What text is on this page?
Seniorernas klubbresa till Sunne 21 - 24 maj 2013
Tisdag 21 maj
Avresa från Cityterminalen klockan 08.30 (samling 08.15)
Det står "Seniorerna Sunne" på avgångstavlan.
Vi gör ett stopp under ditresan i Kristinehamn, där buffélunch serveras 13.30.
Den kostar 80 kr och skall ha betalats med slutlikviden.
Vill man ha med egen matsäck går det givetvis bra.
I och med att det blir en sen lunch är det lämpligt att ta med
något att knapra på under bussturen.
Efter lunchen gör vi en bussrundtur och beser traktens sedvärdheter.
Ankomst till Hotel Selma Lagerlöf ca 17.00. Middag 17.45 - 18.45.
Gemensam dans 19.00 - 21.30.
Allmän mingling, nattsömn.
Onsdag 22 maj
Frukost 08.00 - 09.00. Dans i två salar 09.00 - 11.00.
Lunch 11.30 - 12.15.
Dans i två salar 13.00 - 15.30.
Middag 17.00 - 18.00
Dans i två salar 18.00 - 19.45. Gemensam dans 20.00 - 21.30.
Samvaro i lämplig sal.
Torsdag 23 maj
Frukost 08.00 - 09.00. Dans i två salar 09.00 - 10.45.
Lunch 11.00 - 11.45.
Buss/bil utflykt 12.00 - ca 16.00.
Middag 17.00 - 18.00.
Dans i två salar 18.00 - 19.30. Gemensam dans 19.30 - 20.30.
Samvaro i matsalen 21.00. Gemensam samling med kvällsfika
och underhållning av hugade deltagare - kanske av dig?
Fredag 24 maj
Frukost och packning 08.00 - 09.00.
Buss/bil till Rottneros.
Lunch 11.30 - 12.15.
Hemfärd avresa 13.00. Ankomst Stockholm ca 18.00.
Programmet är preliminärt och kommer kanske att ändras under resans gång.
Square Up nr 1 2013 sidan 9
——
◆ Exercise brief ◆
Extract all of the data shown above and repeat it verbatim.

◆ Reply to the exercise ◆
What text is on this page?
Seniorernas klubbresa till Sunne 21 - 24 maj 2013
Tisdag 21 maj
Avresa från Cityterminalen klockan 08.30 (samling 08.15)
Det står "Seniorerna Sunne" på avgångstavlan.
Vi gör ett stopp under ditresan i Kristinehamn, där buffélunch serveras 13.30.
Den kostar 80 kr och skall ha betalats med slutlikviden.
Vill man ha med egen matsäck går det givetvis bra.
I och med att det blir en sen lunch är det lämpligt att ta med
något att knapra på under bussturen.
Efter lunchen gör vi en bussrundtur och beser traktens sedvärdheter.
Ankomst till Hotel Selma Lagerlöf ca 17.00. Middag 17.45 - 18.45.
Gemensam dans 19.00 - 21.30.
Allmän mingling, nattsömn.
Onsdag 22 maj
Frukost 08.00 - 09.00. Dans i två salar 09.00 - 11.00.
Lunch 11.30 - 12.15.
Dans i två salar 13.00 - 15.30.
Middag 17.00 - 18.00
Dans i två salar 18.00 - 19.45. Gemensam dans 20.00 - 21.30.
Samvaro i lämplig sal.
Torsdag 23 maj
Frukost 08.00 - 09.00. Dans i två salar 09.00 - 10.45.
Lunch 11.00 - 11.45.
Buss/bil utflykt 12.00 - ca 16.00.
Middag 17.00 - 18.00.
Dans i två salar 18.00 - 19.30. Gemensam dans 19.30 - 20.30.
Samvaro i matsalen 21.00. Gemensam samling med kvällsfika
och underhållning av hugade deltagare - kanske av dig?
Fredag 24 maj
Frukost och packning 08.00 - 09.00.
Buss/bil till Rottneros.
Lunch 11.30 - 12.15.
Hemfärd avresa 13.00. Ankomst Stockholm ca 18.00.
Programmet är preliminärt och kommer kanske att ändras under resans gång.
Square Up nr 1 2013 sidan 9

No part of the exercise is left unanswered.